EXERCISE
Extract every line below that contains the word "JSON".

┏━━

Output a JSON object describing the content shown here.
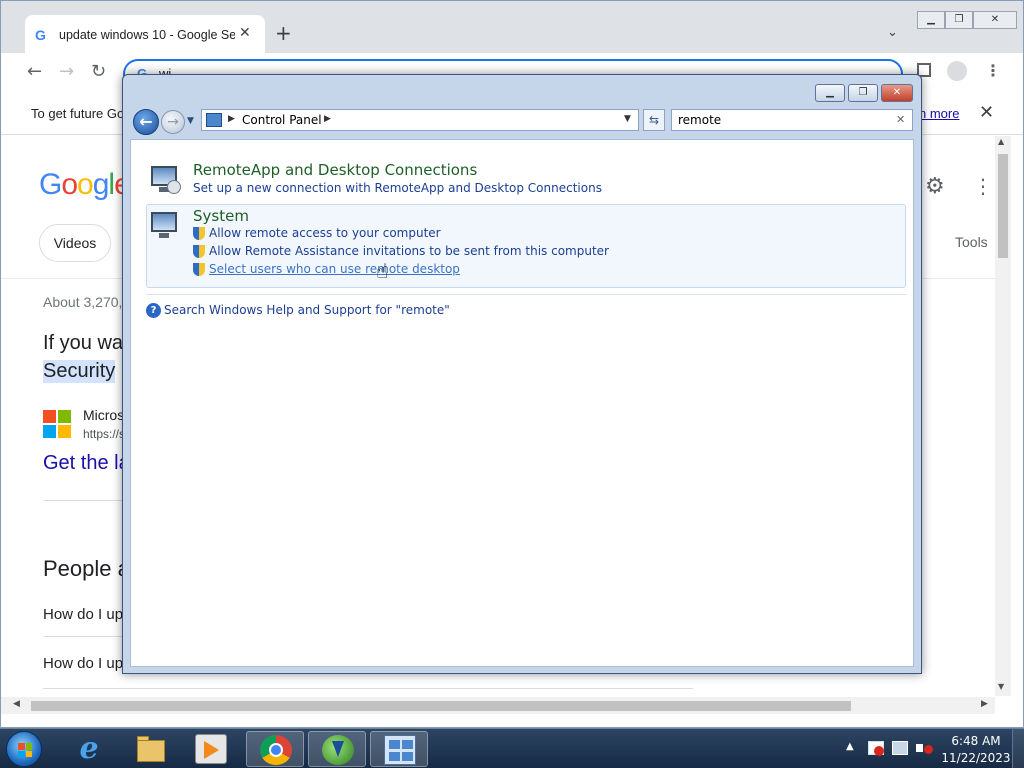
{
  "chrome": {
    "tab_title": "update windows 10 - Google Sea",
    "tab_favicon": "G",
    "omnibox_favicon": "G",
    "omnibox_text": "wi",
    "infobar_message": "To get future Go",
    "infobar_learn_more": "n more",
    "colors": {
      "accent": "#1a73e8",
      "link": "#1a0dab"
    }
  },
  "google": {
    "logo_text": "Google",
    "videos_chip": "Videos",
    "tools_link": "Tools",
    "about_results": "About 3,270,",
    "snippet_line1": "If you wa",
    "snippet_line2": "Security",
    "source_name": "Micros",
    "source_url": "https://s",
    "result_link": "Get the la",
    "people_also_ask": "People a",
    "questions": [
      "How do I up",
      "How do I up"
    ],
    "icons": {
      "settings": "gear-icon",
      "apps": "apps-grid-icon"
    }
  },
  "control_panel": {
    "breadcrumb": "Control Panel",
    "search_value": "remote",
    "groups": [
      {
        "title": "RemoteApp and Desktop Connections",
        "links": [
          "Set up a new connection with RemoteApp and Desktop Connections"
        ]
      },
      {
        "title": "System",
        "links": [
          "Allow remote access to your computer",
          "Allow Remote Assistance invitations to be sent from this computer",
          "Select users who can use remote desktop"
        ]
      }
    ],
    "help_link": "Search Windows Help and Support for \"remote\"",
    "colors": {
      "heading": "#1e5f28",
      "link": "#1c3f94",
      "frame": "#c5d6ea"
    }
  },
  "taskbar": {
    "apps": [
      "internet-explorer",
      "windows-explorer",
      "windows-media-player",
      "google-chrome",
      "internet-download-manager",
      "control-panel"
    ],
    "active_app": "control-panel",
    "clock_time": "6:48 AM",
    "clock_date": "11/22/2023"
  }
}
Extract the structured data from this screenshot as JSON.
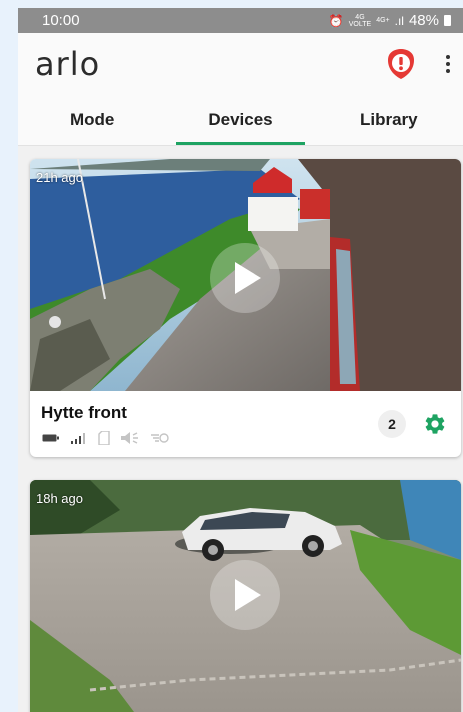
{
  "status_bar": {
    "time": "10:00",
    "network_4g_top": "4G",
    "network_4g_bottom": "VOLTE",
    "network_4g_plus": "4G+",
    "battery_percent": "48%"
  },
  "app": {
    "logo": "arlo",
    "brand_color": "#1ea362",
    "alert_color": "#e53935"
  },
  "tabs": [
    {
      "label": "Mode",
      "active": false
    },
    {
      "label": "Devices",
      "active": true
    },
    {
      "label": "Library",
      "active": false
    }
  ],
  "devices": [
    {
      "name": "Hytte front",
      "last_seen": "21h ago",
      "recordings_count": "2",
      "status_icons": [
        "battery-icon",
        "signal-icon",
        "sd-card-icon",
        "speaker-icon",
        "motion-icon"
      ]
    },
    {
      "name": "",
      "last_seen": "18h ago"
    }
  ]
}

┗━━

WRITTEN REPLY
Output a JSON object describing the content shown here.
Extract the structured data from this screenshot as JSON.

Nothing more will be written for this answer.